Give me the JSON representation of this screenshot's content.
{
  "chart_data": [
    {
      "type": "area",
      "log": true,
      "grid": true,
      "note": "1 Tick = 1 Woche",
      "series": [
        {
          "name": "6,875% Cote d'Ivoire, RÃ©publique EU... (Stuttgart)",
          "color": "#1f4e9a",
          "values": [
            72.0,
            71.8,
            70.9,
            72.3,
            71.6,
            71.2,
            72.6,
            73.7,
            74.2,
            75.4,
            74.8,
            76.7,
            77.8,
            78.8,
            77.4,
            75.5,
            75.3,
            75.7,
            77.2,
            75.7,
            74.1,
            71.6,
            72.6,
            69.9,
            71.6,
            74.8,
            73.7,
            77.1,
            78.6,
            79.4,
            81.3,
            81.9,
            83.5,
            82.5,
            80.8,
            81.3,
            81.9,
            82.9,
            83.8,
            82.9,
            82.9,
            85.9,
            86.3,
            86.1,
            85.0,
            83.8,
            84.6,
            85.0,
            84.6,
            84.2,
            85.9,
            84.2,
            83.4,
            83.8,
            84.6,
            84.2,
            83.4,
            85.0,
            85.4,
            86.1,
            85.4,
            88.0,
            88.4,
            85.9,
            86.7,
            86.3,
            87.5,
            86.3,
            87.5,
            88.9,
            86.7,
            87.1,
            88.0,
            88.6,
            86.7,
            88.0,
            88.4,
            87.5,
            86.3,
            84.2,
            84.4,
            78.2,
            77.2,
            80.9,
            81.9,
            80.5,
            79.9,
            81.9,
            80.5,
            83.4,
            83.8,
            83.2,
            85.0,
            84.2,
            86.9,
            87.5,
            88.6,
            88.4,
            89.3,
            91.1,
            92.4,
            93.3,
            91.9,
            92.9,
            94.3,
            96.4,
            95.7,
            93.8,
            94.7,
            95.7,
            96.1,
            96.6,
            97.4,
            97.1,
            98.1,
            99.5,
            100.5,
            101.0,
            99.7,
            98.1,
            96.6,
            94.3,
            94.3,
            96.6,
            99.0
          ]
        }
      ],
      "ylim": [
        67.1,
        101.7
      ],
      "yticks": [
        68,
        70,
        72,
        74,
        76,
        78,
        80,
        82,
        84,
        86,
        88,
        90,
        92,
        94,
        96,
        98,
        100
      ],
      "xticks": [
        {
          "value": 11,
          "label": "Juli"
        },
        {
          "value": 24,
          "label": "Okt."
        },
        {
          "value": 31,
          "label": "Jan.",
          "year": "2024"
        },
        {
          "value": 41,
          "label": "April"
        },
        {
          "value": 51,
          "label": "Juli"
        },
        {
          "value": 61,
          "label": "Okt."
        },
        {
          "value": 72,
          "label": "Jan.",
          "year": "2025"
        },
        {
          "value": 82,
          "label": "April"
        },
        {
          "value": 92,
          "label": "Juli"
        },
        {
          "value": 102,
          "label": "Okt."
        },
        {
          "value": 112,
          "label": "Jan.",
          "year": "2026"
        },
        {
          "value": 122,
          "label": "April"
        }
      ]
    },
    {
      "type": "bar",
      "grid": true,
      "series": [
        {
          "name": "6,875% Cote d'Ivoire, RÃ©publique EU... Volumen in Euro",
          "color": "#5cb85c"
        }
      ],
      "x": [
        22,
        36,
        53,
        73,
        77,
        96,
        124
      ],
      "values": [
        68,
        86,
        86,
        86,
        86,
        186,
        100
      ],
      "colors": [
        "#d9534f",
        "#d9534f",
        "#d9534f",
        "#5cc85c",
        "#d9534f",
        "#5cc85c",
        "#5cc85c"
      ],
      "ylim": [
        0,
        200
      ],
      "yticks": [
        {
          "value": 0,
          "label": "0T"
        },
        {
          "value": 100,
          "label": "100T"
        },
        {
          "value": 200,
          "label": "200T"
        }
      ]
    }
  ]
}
++++
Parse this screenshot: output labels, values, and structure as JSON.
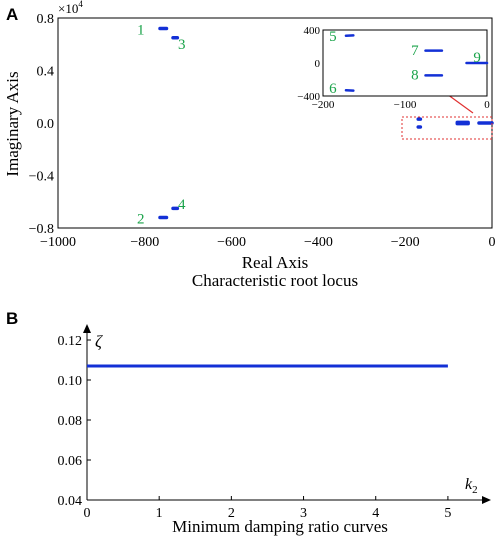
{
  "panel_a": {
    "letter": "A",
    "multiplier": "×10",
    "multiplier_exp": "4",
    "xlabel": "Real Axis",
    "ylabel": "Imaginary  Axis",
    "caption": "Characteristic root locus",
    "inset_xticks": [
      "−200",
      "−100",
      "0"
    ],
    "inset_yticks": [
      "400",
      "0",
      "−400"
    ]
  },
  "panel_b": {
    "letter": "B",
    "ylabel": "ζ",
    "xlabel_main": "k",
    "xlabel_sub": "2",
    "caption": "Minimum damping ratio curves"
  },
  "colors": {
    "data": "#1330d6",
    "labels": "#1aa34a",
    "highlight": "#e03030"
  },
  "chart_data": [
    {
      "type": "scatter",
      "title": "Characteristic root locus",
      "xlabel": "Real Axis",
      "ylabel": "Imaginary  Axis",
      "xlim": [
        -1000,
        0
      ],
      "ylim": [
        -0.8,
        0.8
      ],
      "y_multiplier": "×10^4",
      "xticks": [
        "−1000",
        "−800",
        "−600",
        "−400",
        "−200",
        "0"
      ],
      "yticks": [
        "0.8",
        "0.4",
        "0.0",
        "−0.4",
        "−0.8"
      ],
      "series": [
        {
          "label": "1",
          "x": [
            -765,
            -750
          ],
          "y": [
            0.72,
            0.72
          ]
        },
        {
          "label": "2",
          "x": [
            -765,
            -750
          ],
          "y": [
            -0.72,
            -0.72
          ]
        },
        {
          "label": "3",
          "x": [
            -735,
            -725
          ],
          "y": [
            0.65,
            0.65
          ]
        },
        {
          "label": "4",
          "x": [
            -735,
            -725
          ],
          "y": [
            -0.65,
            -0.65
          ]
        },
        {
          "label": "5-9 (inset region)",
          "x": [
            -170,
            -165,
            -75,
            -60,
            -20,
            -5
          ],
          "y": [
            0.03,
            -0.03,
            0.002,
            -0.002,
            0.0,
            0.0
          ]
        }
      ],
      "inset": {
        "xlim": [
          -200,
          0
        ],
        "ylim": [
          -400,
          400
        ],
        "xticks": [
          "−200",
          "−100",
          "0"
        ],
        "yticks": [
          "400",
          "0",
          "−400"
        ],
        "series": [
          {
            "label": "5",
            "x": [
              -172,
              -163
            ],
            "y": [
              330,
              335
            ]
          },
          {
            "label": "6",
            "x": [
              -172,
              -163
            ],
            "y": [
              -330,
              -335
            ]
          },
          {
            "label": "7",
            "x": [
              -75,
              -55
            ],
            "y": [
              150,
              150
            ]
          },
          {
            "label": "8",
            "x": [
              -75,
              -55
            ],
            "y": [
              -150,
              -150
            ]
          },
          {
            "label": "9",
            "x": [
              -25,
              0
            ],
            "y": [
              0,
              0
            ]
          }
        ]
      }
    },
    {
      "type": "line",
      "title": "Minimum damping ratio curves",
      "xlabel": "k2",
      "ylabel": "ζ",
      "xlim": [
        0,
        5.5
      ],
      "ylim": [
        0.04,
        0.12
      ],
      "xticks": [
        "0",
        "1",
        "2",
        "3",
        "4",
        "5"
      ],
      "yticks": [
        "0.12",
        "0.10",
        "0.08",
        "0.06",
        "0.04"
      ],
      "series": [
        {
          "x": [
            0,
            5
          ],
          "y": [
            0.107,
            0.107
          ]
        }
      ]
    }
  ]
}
++++
- **TASK**
Go through the lines above. Select every one that has the string "Cote".

- **EXERCISE RESPONSE**
          "name": "6,875% Cote d'Ivoire, RÃ©publique EU... (Stuttgart)",
          "name": "6,875% Cote d'Ivoire, RÃ©publique EU... Volumen in Euro",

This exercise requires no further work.